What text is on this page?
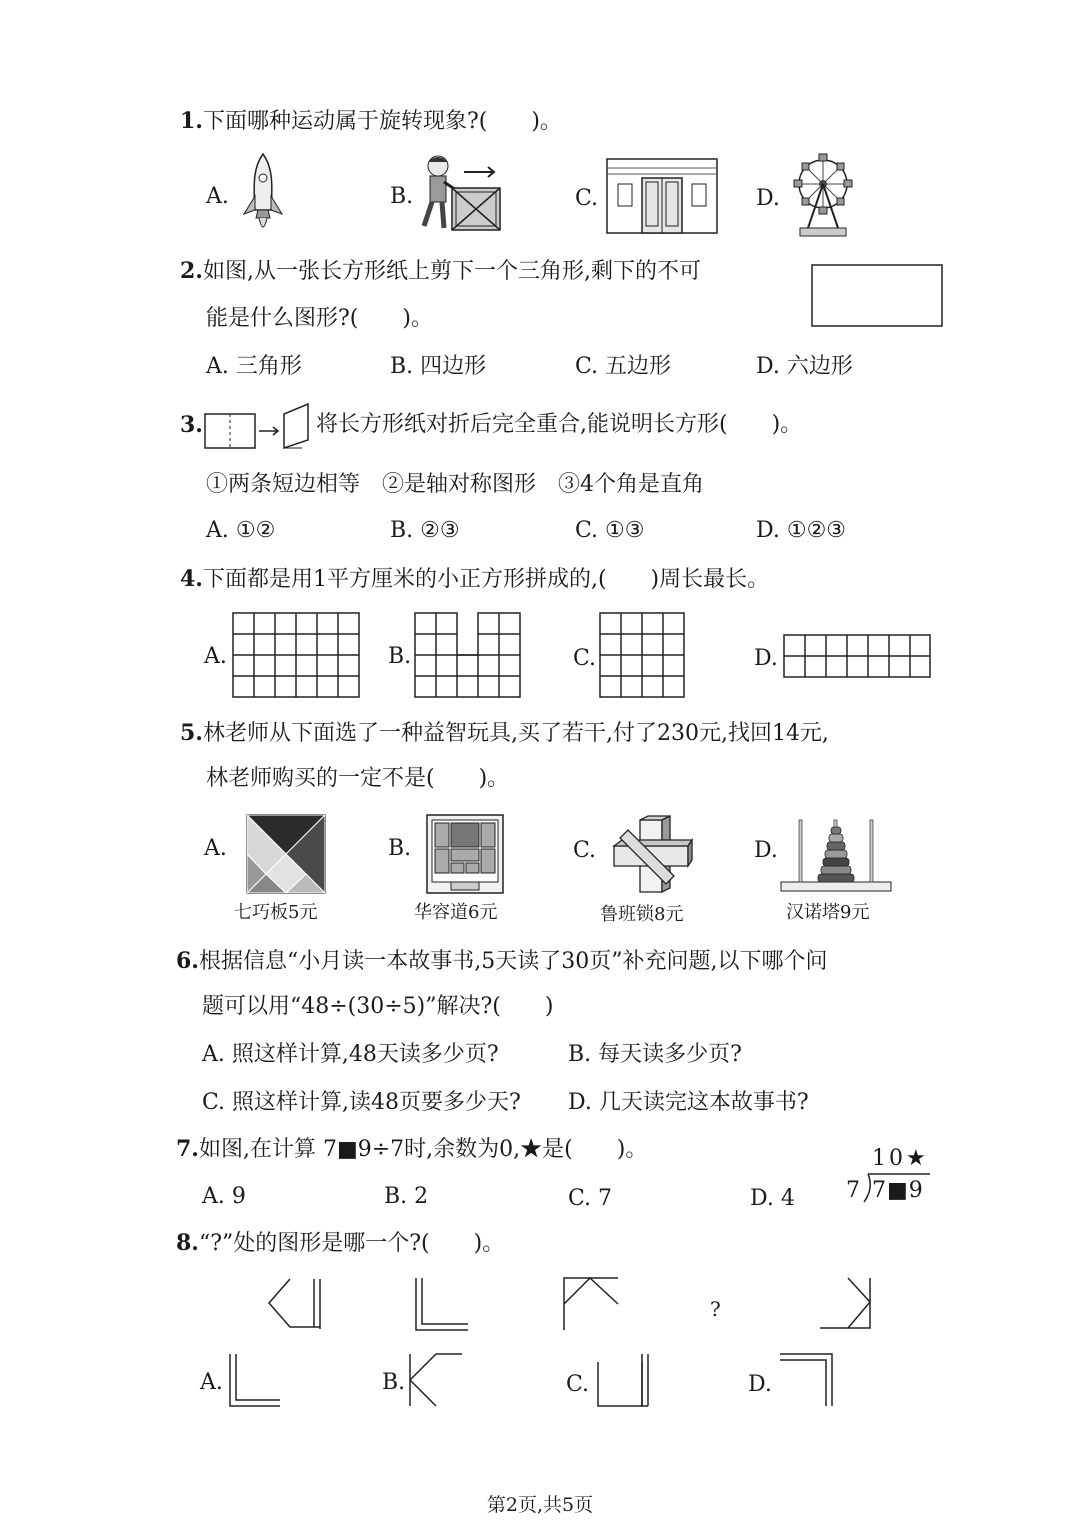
1.下面哪种运动属于旋转现象?(　　)。
A.	B.	C.	D.
2.如图,从一张长方形纸上剪下一个三角形,剩下的不可
能是什么图形?(　　)。
A. 三角形	B. 四边形	C. 五边形	D. 六边形
3.	将长方形纸对折后完全重合,能说明长方形(　　)。
①两条短边相等　②是轴对称图形　③4个角是直角
A. ①②	B. ②③	C. ①③	D. ①②③
4.下面都是用1平方厘米的小正方形拼成的,(　　)周长最长。
A.	B.	C.	D.
5.林老师从下面选了一种益智玩具,买了若干,付了230元,找回14元,
林老师购买的一定不是(　　)。
A.	B.	C.	D.
七巧板5元	华容道6元	鲁班锁8元	汉诺塔9元
6.根据信息“小月读一本故事书,5天读了30页”补充问题,以下哪个问
题可以用“48÷(30÷5)”解决?(　　)
A. 照这样计算,48天读多少页?	B. 每天读多少页?
C. 照这样计算,读48页要多少天? D. 几天读完这本故事书?
7.如图,在计算 7■9÷7时,余数为0,★是(　　)。
A. 9	B. 2	C. 7	D. 4
10★
7 7■9
8.“?”处的图形是哪一个?(　　)。
?
A.	B.	C.	D.
第2页,共5页
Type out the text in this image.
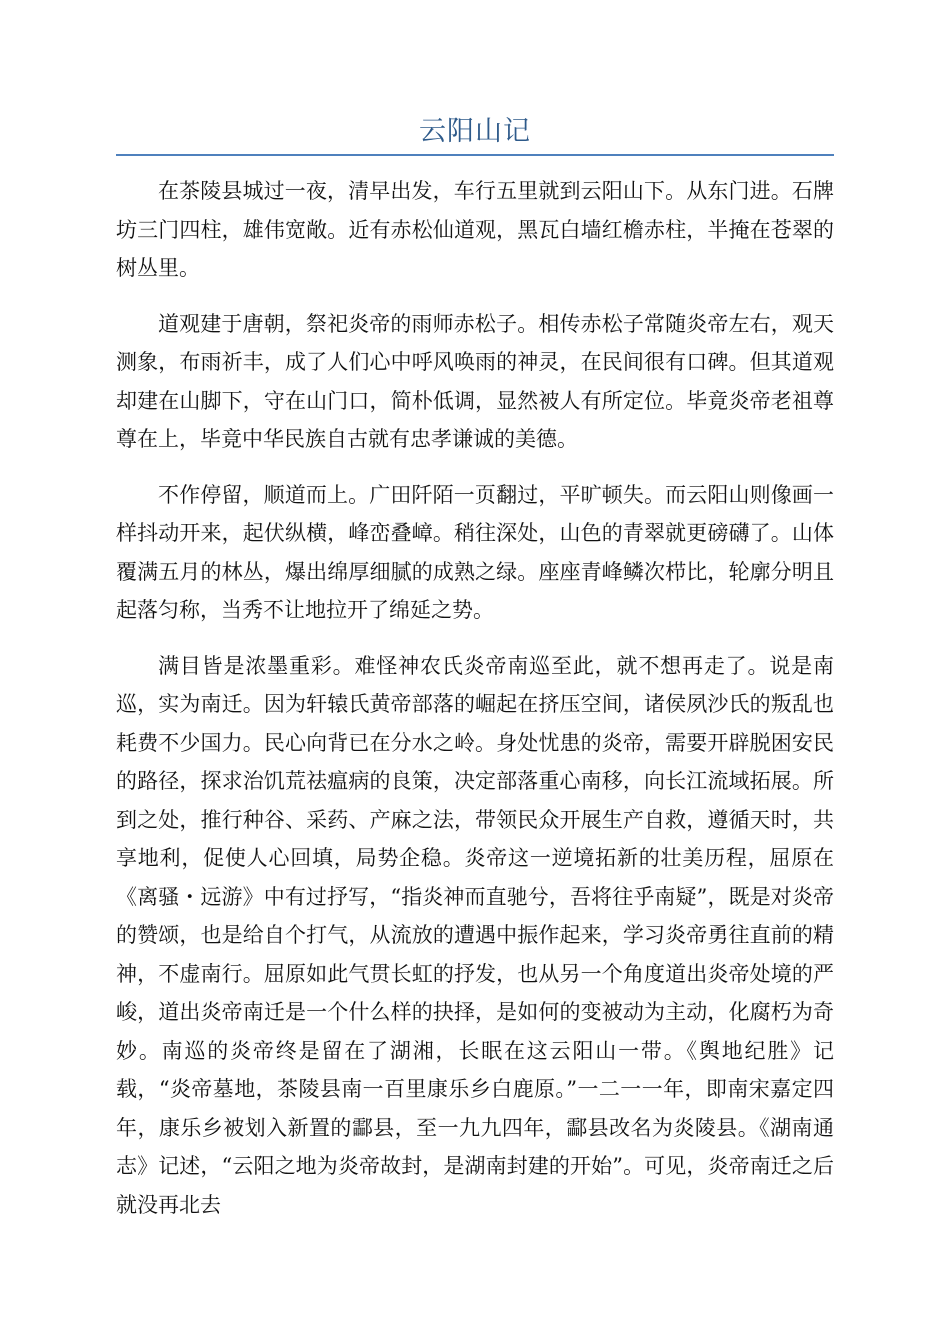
云阳山记

在茶陵县城过一夜，清早出发，车行五里就到云阳山下。从东门进。石牌坊三门四柱，雄伟宽敞。近有赤松仙道观，黑瓦白墙红檐赤柱，半掩在苍翠的树丛里。

道观建于唐朝，祭祀炎帝的雨师赤松子。相传赤松子常随炎帝左右，观天测象，布雨祈丰，成了人们心中呼风唤雨的神灵，在民间很有口碑。但其道观却建在山脚下，守在山门口，简朴低调，显然被人有所定位。毕竟炎帝老祖尊尊在上，毕竟中华民族自古就有忠孝谦诚的美德。

不作停留，顺道而上。广田阡陌一页翻过，平旷顿失。而云阳山则像画一样抖动开来，起伏纵横，峰峦叠嶂。稍往深处，山色的青翠就更磅礴了。山体覆满五月的林丛，爆出绵厚细腻的成熟之绿。座座青峰鳞次栉比，轮廓分明且起落匀称，当秀不让地拉开了绵延之势。

满目皆是浓墨重彩。难怪神农氏炎帝南巡至此，就不想再走了。说是南巡，实为南迁。因为轩辕氏黄帝部落的崛起在挤压空间，诸侯夙沙氏的叛乱也耗费不少国力。民心向背已在分水之岭。身处忧患的炎帝，需要开辟脱困安民的路径，探求治饥荒祛瘟病的良策，决定部落重心南移，向长江流域拓展。所到之处，推行种谷、采药、产麻之法，带领民众开展生产自救，遵循天时，共享地利，促使人心回填，局势企稳。炎帝这一逆境拓新的壮美历程，屈原在《离骚・远游》中有过抒写，“指炎神而直驰兮，吾将往乎南疑”，既是对炎帝的赞颂，也是给自个打气，从流放的遭遇中振作起来，学习炎帝勇往直前的精神，不虚南行。屈原如此气贯长虹的抒发，也从另一个角度道出炎帝处境的严峻，道出炎帝南迁是一个什么样的抉择，是如何的变被动为主动，化腐朽为奇妙。南巡的炎帝终是留在了湖湘，长眠在这云阳山一带。《舆地纪胜》记载，“炎帝墓地，茶陵县南一百里康乐乡白鹿原。”一二一一年，即南宋嘉定四年，康乐乡被划入新置的酃县，至一九九四年，酃县改名为炎陵县。《湖南通志》记述，“云阳之地为炎帝故封，是湖南封建的开始”。可见，炎帝南迁之后就没再北去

------------------------------------------------------------

DIRECTIONS FOR THIS TASK: Your task is to repeat the data above exactly while excluding the pictures.

RESPONSE:
What text is on this page?
1.下面哪种运动属于旋转现象?(　　)。
A.	B.	C.	D.
2.如图,从一张长方形纸上剪下一个三角形,剩下的不可
能是什么图形?(　　)。
A. 三角形	B. 四边形	C. 五边形	D. 六边形
3.	将长方形纸对折后完全重合,能说明长方形(　　)。
①两条短边相等　②是轴对称图形　③4个角是直角
A. ①②	B. ②③	C. ①③	D. ①②③
4.下面都是用1平方厘米的小正方形拼成的,(　　)周长最长。
A.	B.	C.	D.
5.林老师从下面选了一种益智玩具,买了若干,付了230元,找回14元,
林老师购买的一定不是(　　)。
A.	B.	C.	D.
七巧板5元	华容道6元	鲁班锁8元	汉诺塔9元
6.根据信息“小月读一本故事书,5天读了30页”补充问题,以下哪个问
题可以用“48÷(30÷5)”解决?(　　)
A. 照这样计算,48天读多少页?	B. 每天读多少页?
C. 照这样计算,读48页要多少天? D. 几天读完这本故事书?
7.如图,在计算 7■9÷7时,余数为0,★是(　　)。
A. 9	B. 2	C. 7	D. 4
10★
7 7■9
8.“?”处的图形是哪一个?(　　)。
?
A.	B.	C.	D.
第2页,共5页
Type out the text in this image.
云阳山记

在茶陵县城过一夜，清早出发，车行五里就到云阳山下。从东门进。石牌坊三门四柱，雄伟宽敞。近有赤松仙道观，黑瓦白墙红檐赤柱，半掩在苍翠的树丛里。

道观建于唐朝，祭祀炎帝的雨师赤松子。相传赤松子常随炎帝左右，观天测象，布雨祈丰，成了人们心中呼风唤雨的神灵，在民间很有口碑。但其道观却建在山脚下，守在山门口，简朴低调，显然被人有所定位。毕竟炎帝老祖尊尊在上，毕竟中华民族自古就有忠孝谦诚的美德。

不作停留，顺道而上。广田阡陌一页翻过，平旷顿失。而云阳山则像画一样抖动开来，起伏纵横，峰峦叠嶂。稍往深处，山色的青翠就更磅礴了。山体覆满五月的林丛，爆出绵厚细腻的成熟之绿。座座青峰鳞次栉比，轮廓分明且起落匀称，当秀不让地拉开了绵延之势。

满目皆是浓墨重彩。难怪神农氏炎帝南巡至此，就不想再走了。说是南巡，实为南迁。因为轩辕氏黄帝部落的崛起在挤压空间，诸侯夙沙氏的叛乱也耗费不少国力。民心向背已在分水之岭。身处忧患的炎帝，需要开辟脱困安民的路径，探求治饥荒祛瘟病的良策，决定部落重心南移，向长江流域拓展。所到之处，推行种谷、采药、产麻之法，带领民众开展生产自救，遵循天时，共享地利，促使人心回填，局势企稳。炎帝这一逆境拓新的壮美历程，屈原在《离骚・远游》中有过抒写，“指炎神而直驰兮，吾将往乎南疑”，既是对炎帝的赞颂，也是给自个打气，从流放的遭遇中振作起来，学习炎帝勇往直前的精神，不虚南行。屈原如此气贯长虹的抒发，也从另一个角度道出炎帝处境的严峻，道出炎帝南迁是一个什么样的抉择，是如何的变被动为主动，化腐朽为奇妙。南巡的炎帝终是留在了湖湘，长眠在这云阳山一带。《舆地纪胜》记载，“炎帝墓地，茶陵县南一百里康乐乡白鹿原。”一二一一年，即南宋嘉定四年，康乐乡被划入新置的酃县，至一九九四年，酃县改名为炎陵县。《湖南通志》记述，“云阳之地为炎帝故封，是湖南封建的开始”。可见，炎帝南迁之后就没再北去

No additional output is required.